***** RECORDED INFORMATION

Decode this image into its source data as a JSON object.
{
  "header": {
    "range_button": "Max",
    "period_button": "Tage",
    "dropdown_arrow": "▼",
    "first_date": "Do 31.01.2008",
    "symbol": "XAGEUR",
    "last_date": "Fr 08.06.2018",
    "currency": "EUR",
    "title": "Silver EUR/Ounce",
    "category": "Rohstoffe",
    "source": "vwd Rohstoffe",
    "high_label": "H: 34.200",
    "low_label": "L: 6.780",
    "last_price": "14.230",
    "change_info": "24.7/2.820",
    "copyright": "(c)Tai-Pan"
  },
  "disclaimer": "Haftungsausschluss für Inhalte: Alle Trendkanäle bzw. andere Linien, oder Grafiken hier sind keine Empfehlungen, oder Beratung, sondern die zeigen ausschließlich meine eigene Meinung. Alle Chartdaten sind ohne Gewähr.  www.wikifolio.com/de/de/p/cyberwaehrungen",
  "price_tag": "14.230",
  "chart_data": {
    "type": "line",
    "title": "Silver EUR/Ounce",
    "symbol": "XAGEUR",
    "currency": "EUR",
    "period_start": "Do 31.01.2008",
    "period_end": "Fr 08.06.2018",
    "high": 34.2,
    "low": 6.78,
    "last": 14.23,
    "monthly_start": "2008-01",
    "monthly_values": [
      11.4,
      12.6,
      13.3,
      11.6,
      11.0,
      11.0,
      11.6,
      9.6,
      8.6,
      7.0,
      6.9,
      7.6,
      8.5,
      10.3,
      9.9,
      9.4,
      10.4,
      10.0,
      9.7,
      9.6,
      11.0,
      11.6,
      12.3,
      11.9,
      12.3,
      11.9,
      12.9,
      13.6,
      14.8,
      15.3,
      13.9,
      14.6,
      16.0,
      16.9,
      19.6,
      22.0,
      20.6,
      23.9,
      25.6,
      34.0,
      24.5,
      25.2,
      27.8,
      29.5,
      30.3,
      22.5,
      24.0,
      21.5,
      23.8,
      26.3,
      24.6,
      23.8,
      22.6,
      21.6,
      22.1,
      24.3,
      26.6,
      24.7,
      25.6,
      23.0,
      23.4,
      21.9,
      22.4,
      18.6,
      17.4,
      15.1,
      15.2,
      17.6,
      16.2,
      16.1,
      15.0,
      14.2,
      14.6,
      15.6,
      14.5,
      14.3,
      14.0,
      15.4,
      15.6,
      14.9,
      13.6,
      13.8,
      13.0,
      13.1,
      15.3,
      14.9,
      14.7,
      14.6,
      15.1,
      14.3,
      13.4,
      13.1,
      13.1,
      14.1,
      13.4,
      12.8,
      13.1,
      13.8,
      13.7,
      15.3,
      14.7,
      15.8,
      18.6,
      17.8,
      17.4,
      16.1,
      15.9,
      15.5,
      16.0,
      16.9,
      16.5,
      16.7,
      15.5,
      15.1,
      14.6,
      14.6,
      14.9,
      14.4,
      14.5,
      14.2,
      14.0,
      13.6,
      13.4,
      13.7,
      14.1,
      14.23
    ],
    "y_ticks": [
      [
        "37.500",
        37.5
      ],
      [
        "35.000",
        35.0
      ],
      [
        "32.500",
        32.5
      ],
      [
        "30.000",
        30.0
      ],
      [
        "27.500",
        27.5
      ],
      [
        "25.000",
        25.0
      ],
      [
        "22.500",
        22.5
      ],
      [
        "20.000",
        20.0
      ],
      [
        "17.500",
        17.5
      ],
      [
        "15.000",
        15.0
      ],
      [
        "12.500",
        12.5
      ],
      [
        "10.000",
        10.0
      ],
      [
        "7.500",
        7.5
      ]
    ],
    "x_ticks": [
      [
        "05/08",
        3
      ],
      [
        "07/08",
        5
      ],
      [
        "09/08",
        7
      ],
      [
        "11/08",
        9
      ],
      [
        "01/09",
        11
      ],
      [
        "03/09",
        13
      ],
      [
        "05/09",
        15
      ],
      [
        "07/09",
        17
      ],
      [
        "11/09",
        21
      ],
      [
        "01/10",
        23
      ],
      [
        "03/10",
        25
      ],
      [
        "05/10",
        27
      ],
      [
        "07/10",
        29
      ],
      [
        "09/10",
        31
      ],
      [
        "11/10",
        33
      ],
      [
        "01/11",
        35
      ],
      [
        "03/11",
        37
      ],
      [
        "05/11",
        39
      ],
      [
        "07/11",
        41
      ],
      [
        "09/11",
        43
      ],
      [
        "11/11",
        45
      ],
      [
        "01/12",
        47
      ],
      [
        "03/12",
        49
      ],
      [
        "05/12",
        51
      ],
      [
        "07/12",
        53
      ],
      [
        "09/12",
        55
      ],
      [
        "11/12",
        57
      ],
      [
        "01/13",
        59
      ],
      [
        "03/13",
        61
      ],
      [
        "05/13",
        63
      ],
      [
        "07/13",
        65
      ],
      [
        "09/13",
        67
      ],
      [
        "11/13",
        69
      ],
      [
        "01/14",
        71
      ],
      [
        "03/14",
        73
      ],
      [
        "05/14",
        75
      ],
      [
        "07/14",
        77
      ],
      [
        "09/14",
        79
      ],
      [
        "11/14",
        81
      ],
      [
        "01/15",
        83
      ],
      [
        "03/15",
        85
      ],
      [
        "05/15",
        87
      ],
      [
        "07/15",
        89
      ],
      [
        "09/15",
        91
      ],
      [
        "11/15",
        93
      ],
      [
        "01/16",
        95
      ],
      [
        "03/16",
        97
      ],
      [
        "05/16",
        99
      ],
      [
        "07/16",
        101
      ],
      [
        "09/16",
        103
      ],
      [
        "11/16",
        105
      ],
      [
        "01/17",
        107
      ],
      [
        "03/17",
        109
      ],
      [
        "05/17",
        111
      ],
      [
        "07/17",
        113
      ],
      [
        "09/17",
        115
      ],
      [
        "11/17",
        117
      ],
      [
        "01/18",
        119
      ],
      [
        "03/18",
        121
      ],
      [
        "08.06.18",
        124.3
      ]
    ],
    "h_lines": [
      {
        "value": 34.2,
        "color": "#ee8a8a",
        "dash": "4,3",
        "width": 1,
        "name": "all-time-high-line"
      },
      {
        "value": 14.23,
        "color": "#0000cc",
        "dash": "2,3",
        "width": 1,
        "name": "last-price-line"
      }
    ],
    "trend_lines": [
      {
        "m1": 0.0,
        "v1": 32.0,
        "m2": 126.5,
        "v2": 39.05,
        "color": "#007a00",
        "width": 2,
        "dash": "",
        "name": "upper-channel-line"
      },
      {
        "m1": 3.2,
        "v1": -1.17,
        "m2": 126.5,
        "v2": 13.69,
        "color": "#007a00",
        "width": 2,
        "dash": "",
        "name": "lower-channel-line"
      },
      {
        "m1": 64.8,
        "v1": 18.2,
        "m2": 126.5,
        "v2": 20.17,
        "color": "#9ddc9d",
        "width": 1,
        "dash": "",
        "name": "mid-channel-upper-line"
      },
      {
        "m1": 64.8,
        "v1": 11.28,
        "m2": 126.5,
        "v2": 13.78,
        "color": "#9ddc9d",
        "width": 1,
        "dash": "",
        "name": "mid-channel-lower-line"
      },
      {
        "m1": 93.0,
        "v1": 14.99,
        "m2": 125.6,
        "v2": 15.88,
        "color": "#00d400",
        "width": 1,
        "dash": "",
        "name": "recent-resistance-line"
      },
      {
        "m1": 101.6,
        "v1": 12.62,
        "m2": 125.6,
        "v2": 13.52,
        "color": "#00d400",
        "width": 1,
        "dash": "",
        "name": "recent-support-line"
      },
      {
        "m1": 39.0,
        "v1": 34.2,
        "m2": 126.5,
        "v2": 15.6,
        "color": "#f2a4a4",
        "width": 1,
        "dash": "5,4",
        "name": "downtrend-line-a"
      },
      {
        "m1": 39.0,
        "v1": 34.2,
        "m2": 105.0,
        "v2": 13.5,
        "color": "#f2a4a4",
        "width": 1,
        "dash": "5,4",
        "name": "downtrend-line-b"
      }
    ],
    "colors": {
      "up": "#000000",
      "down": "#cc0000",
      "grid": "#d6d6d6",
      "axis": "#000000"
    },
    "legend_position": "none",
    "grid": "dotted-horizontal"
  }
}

**********

WHAT YOU ARE ASKED TO DO: List all lines from the entries that include the word "downtrend".

OUTPUT FOR THIS TASK:
        "name": "downtrend-line-a"
        "name": "downtrend-line-b"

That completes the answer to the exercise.